__EXTRACTED DATA__:
=====

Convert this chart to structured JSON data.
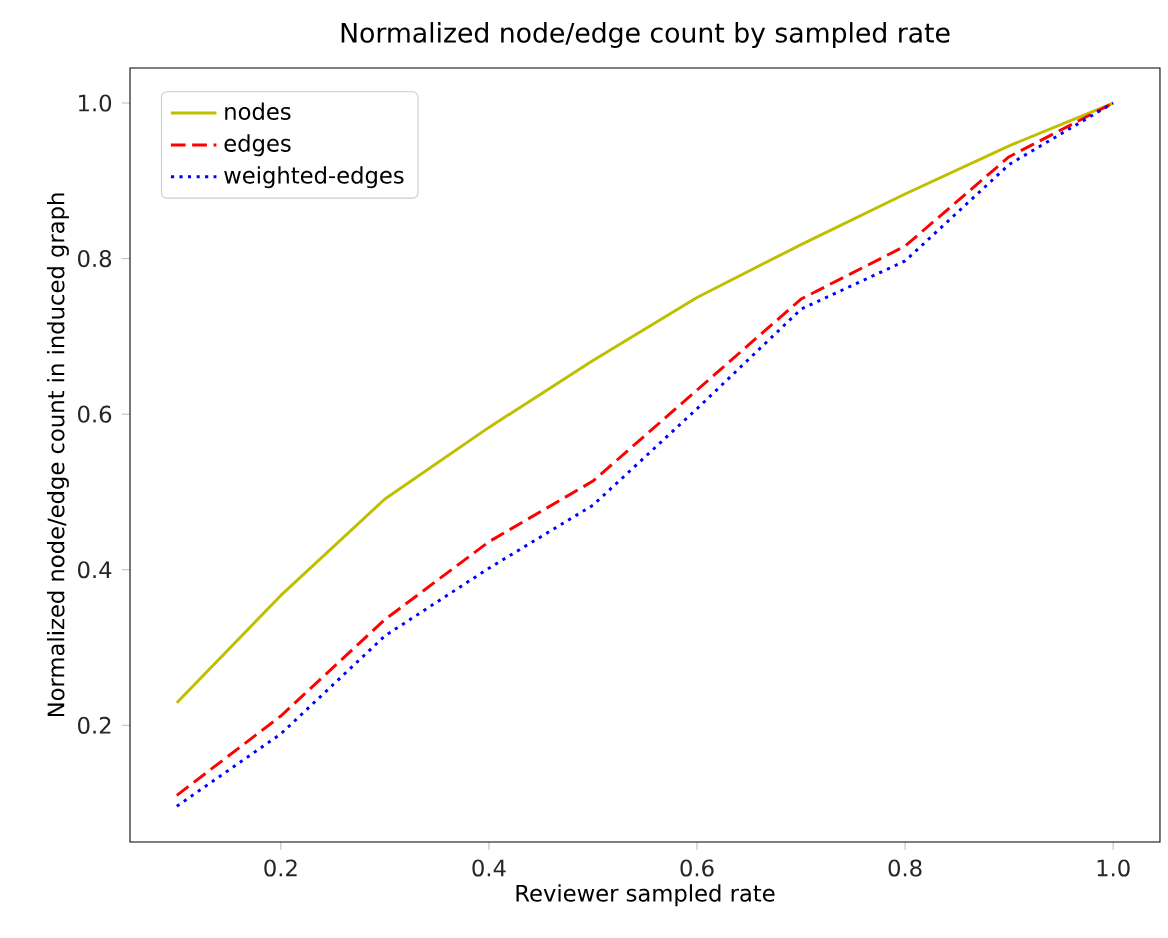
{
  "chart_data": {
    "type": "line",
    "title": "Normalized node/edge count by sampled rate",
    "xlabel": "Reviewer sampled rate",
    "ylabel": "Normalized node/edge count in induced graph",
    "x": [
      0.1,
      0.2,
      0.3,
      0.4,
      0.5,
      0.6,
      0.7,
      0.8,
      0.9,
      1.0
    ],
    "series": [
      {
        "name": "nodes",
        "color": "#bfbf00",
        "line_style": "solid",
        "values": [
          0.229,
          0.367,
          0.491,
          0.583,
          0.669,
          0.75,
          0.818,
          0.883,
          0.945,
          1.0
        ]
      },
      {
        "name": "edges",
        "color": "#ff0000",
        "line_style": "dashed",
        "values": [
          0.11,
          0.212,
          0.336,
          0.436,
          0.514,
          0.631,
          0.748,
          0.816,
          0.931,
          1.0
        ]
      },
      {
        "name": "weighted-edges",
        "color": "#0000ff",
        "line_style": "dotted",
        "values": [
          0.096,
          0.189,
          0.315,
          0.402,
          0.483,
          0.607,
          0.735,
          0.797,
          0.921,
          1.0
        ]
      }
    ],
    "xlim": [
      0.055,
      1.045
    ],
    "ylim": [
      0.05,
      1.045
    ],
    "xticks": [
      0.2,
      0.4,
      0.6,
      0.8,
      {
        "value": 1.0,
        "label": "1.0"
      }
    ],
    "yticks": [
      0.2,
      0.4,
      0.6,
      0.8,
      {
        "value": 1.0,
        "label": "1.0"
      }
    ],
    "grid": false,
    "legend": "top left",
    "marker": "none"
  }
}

=====

__THE PROBLEM__: Leave out the pictures and transcribe everything else exactly.

__WRITTEN RESPONSE__:
Convert this chart to structured JSON data.
{
  "chart_data": {
    "type": "line",
    "title": "Normalized node/edge count by sampled rate",
    "xlabel": "Reviewer sampled rate",
    "ylabel": "Normalized node/edge count in induced graph",
    "x": [
      0.1,
      0.2,
      0.3,
      0.4,
      0.5,
      0.6,
      0.7,
      0.8,
      0.9,
      1.0
    ],
    "series": [
      {
        "name": "nodes",
        "color": "#bfbf00",
        "line_style": "solid",
        "values": [
          0.229,
          0.367,
          0.491,
          0.583,
          0.669,
          0.75,
          0.818,
          0.883,
          0.945,
          1.0
        ]
      },
      {
        "name": "edges",
        "color": "#ff0000",
        "line_style": "dashed",
        "values": [
          0.11,
          0.212,
          0.336,
          0.436,
          0.514,
          0.631,
          0.748,
          0.816,
          0.931,
          1.0
        ]
      },
      {
        "name": "weighted-edges",
        "color": "#0000ff",
        "line_style": "dotted",
        "values": [
          0.096,
          0.189,
          0.315,
          0.402,
          0.483,
          0.607,
          0.735,
          0.797,
          0.921,
          1.0
        ]
      }
    ],
    "xlim": [
      0.055,
      1.045
    ],
    "ylim": [
      0.05,
      1.045
    ],
    "xticks": [
      0.2,
      0.4,
      0.6,
      0.8,
      {
        "value": 1.0,
        "label": "1.0"
      }
    ],
    "yticks": [
      0.2,
      0.4,
      0.6,
      0.8,
      {
        "value": 1.0,
        "label": "1.0"
      }
    ],
    "grid": false,
    "legend": "top left",
    "marker": "none"
  }
}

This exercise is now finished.